* Goal:
Say how many lines of the material below contain the word "Cortex", with no other words.

(Dataset rows)
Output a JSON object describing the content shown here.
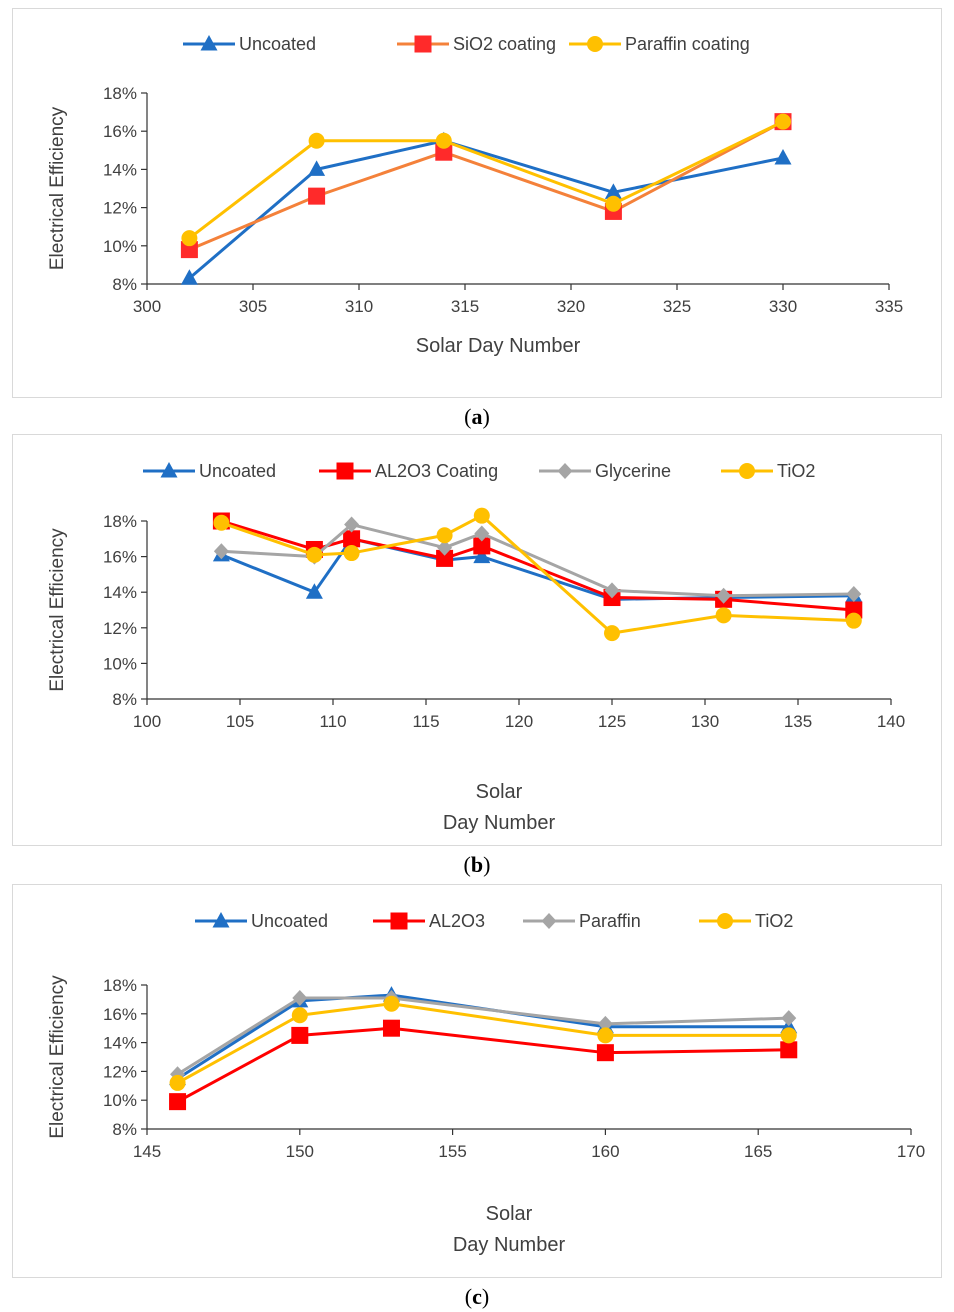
{
  "chart_data": [
    {
      "type": "line",
      "panel": "a",
      "xlabel": "Solar Day Number",
      "xlabel_lines": [
        "Solar Day Number"
      ],
      "ylabel": "Electrical Efficiency",
      "xlim": [
        300,
        335
      ],
      "xticks": [
        300,
        305,
        310,
        315,
        320,
        325,
        330,
        335
      ],
      "ylim": [
        8,
        18
      ],
      "yticks": [
        8,
        10,
        12,
        14,
        16,
        18
      ],
      "y_unit": "%",
      "legend": "top",
      "series": [
        {
          "name": "Uncoated",
          "color": "#1f6fc5",
          "marker": "triangle",
          "x": [
            302,
            308,
            314,
            322,
            330
          ],
          "values": [
            8.3,
            14.0,
            15.5,
            12.8,
            14.6
          ]
        },
        {
          "name": "SiO2 coating",
          "color": "#ff2a2a",
          "line_color": "#f4813a",
          "marker": "square",
          "x": [
            302,
            308,
            314,
            322,
            330
          ],
          "values": [
            9.8,
            12.6,
            14.9,
            11.8,
            16.5
          ]
        },
        {
          "name": "Paraffin coating",
          "color": "#ffc000",
          "marker": "circle",
          "x": [
            302,
            308,
            314,
            322,
            330
          ],
          "values": [
            10.4,
            15.5,
            15.5,
            12.2,
            16.5
          ]
        }
      ],
      "caption": "a"
    },
    {
      "type": "line",
      "panel": "b",
      "xlabel": "Solar Day Number",
      "xlabel_lines": [
        "Solar",
        "Day Number"
      ],
      "ylabel": "Electrical Efficiency",
      "xlim": [
        100,
        140
      ],
      "xticks": [
        100,
        105,
        110,
        115,
        120,
        125,
        130,
        135,
        140
      ],
      "ylim": [
        8,
        18
      ],
      "yticks": [
        8,
        10,
        12,
        14,
        16,
        18
      ],
      "y_unit": "%",
      "legend": "top",
      "series": [
        {
          "name": "Uncoated",
          "color": "#1f6fc5",
          "marker": "triangle",
          "x": [
            104,
            109,
            111,
            116,
            118,
            125,
            131,
            138
          ],
          "values": [
            16.1,
            14.0,
            17.0,
            15.8,
            16.0,
            13.6,
            13.7,
            13.8
          ]
        },
        {
          "name": "AL2O3 Coating",
          "color": "#ff0000",
          "marker": "square",
          "x": [
            104,
            109,
            111,
            116,
            118,
            125,
            131,
            138
          ],
          "values": [
            18.0,
            16.4,
            17.0,
            15.9,
            16.6,
            13.7,
            13.6,
            13.0
          ]
        },
        {
          "name": "Glycerine",
          "color": "#a5a5a5",
          "marker": "diamond",
          "x": [
            104,
            109,
            111,
            116,
            118,
            125,
            131,
            138
          ],
          "values": [
            16.3,
            16.0,
            17.8,
            16.5,
            17.3,
            14.1,
            13.8,
            13.9
          ]
        },
        {
          "name": "TiO2",
          "color": "#ffc000",
          "marker": "circle",
          "x": [
            104,
            109,
            111,
            116,
            118,
            125,
            131,
            138
          ],
          "values": [
            17.9,
            16.1,
            16.2,
            17.2,
            18.3,
            11.7,
            12.7,
            12.4
          ]
        }
      ],
      "caption": "b"
    },
    {
      "type": "line",
      "panel": "c",
      "xlabel": "Solar Day Number",
      "xlabel_lines": [
        "Solar",
        "Day Number"
      ],
      "ylabel": "Electrical Efficiency",
      "xlim": [
        145,
        170
      ],
      "xticks": [
        145,
        150,
        155,
        160,
        165,
        170
      ],
      "ylim": [
        8,
        18
      ],
      "yticks": [
        8,
        10,
        12,
        14,
        16,
        18
      ],
      "y_unit": "%",
      "legend": "top",
      "series": [
        {
          "name": "Uncoated",
          "color": "#1f6fc5",
          "marker": "triangle",
          "x": [
            146,
            150,
            153,
            160,
            166
          ],
          "values": [
            11.5,
            16.9,
            17.3,
            15.1,
            15.1
          ]
        },
        {
          "name": "AL2O3",
          "color": "#ff0000",
          "marker": "square",
          "x": [
            146,
            150,
            153,
            160,
            166
          ],
          "values": [
            9.9,
            14.5,
            15.0,
            13.3,
            13.5
          ]
        },
        {
          "name": "Paraffin",
          "color": "#a5a5a5",
          "marker": "diamond",
          "x": [
            146,
            150,
            153,
            160,
            166
          ],
          "values": [
            11.8,
            17.1,
            17.1,
            15.3,
            15.7
          ]
        },
        {
          "name": "TiO2",
          "color": "#ffc000",
          "marker": "circle",
          "x": [
            146,
            150,
            153,
            160,
            166
          ],
          "values": [
            11.2,
            15.9,
            16.7,
            14.5,
            14.5
          ]
        }
      ],
      "caption": "c"
    }
  ]
}
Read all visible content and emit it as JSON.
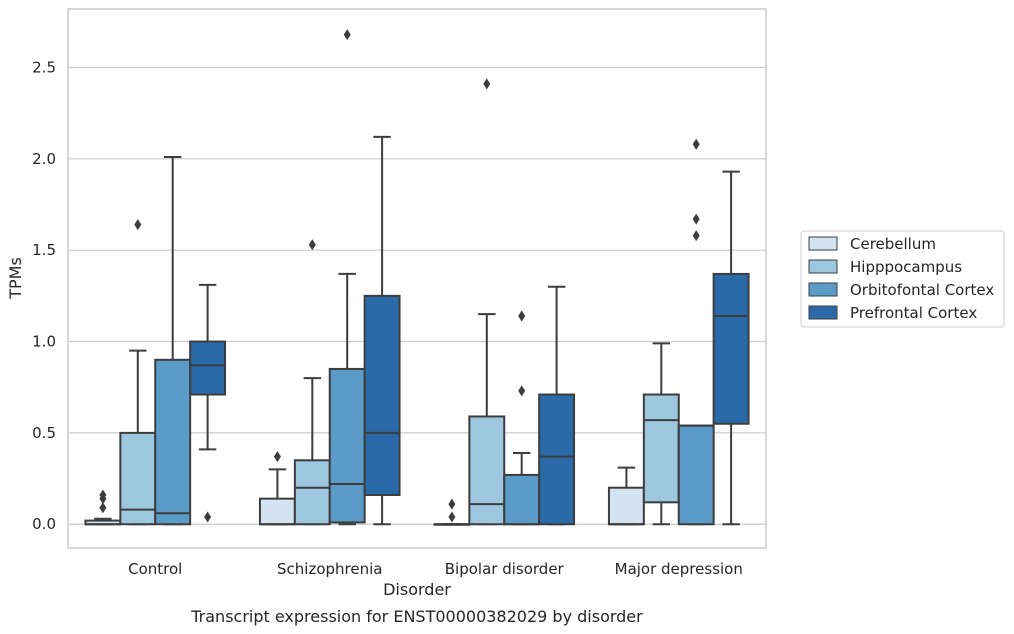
{
  "caption": "Transcript expression for ENST00000382029 by disorder",
  "chart_data": {
    "type": "box",
    "xlabel": "Disorder",
    "ylabel": "TPMs",
    "ylim": [
      -0.13,
      2.82
    ],
    "yticks": [
      0.0,
      0.5,
      1.0,
      1.5,
      2.0,
      2.5
    ],
    "ytick_labels": [
      "0.0",
      "0.5",
      "1.0",
      "1.5",
      "2.0",
      "2.5"
    ],
    "grid": "horizontal",
    "legend_position": "right",
    "categories": [
      "Control",
      "Schizophrenia",
      "Bipolar disorder",
      "Major depression"
    ],
    "series": [
      {
        "name": "Cerebellum",
        "color": "#d4e3f2",
        "boxes": [
          {
            "whislo": 0.0,
            "q1": 0.0,
            "med": 0.0,
            "q3": 0.02,
            "whishi": 0.03,
            "fliers": [
              0.09,
              0.14,
              0.16
            ]
          },
          {
            "whislo": 0.0,
            "q1": 0.0,
            "med": 0.0,
            "q3": 0.14,
            "whishi": 0.3,
            "fliers": [
              0.37
            ]
          },
          {
            "whislo": 0.0,
            "q1": 0.0,
            "med": 0.0,
            "q3": 0.0,
            "whishi": 0.0,
            "fliers": [
              0.04,
              0.11
            ]
          },
          {
            "whislo": 0.0,
            "q1": 0.0,
            "med": 0.0,
            "q3": 0.2,
            "whishi": 0.31,
            "fliers": []
          }
        ]
      },
      {
        "name": "Hipppocampus",
        "color": "#9dc6df",
        "boxes": [
          {
            "whislo": 0.0,
            "q1": 0.0,
            "med": 0.08,
            "q3": 0.5,
            "whishi": 0.95,
            "fliers": [
              1.64
            ]
          },
          {
            "whislo": 0.0,
            "q1": 0.0,
            "med": 0.2,
            "q3": 0.35,
            "whishi": 0.8,
            "fliers": [
              1.53
            ]
          },
          {
            "whislo": 0.0,
            "q1": 0.0,
            "med": 0.11,
            "q3": 0.59,
            "whishi": 1.15,
            "fliers": [
              2.41
            ]
          },
          {
            "whislo": 0.0,
            "q1": 0.12,
            "med": 0.57,
            "q3": 0.71,
            "whishi": 0.99,
            "fliers": []
          }
        ]
      },
      {
        "name": "Orbitofontal Cortex",
        "color": "#5b9bc8",
        "boxes": [
          {
            "whislo": 0.0,
            "q1": 0.0,
            "med": 0.06,
            "q3": 0.9,
            "whishi": 2.01,
            "fliers": []
          },
          {
            "whislo": 0.0,
            "q1": 0.01,
            "med": 0.22,
            "q3": 0.85,
            "whishi": 1.37,
            "fliers": [
              2.68
            ]
          },
          {
            "whislo": 0.0,
            "q1": 0.0,
            "med": 0.0,
            "q3": 0.27,
            "whishi": 0.39,
            "fliers": [
              0.73,
              1.14
            ]
          },
          {
            "whislo": 0.0,
            "q1": 0.0,
            "med": 0.54,
            "q3": 0.54,
            "whishi": 0.54,
            "fliers": [
              1.58,
              1.67,
              2.08
            ]
          }
        ]
      },
      {
        "name": "Prefrontal Cortex",
        "color": "#2b6aa8",
        "boxes": [
          {
            "whislo": 0.41,
            "q1": 0.71,
            "med": 0.87,
            "q3": 1.0,
            "whishi": 1.31,
            "fliers": [
              0.04
            ]
          },
          {
            "whislo": 0.0,
            "q1": 0.16,
            "med": 0.5,
            "q3": 1.25,
            "whishi": 2.12,
            "fliers": []
          },
          {
            "whislo": 0.0,
            "q1": 0.0,
            "med": 0.37,
            "q3": 0.71,
            "whishi": 1.3,
            "fliers": []
          },
          {
            "whislo": 0.0,
            "q1": 0.55,
            "med": 1.14,
            "q3": 1.37,
            "whishi": 1.93,
            "fliers": []
          }
        ]
      }
    ]
  }
}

* Expected answer:
2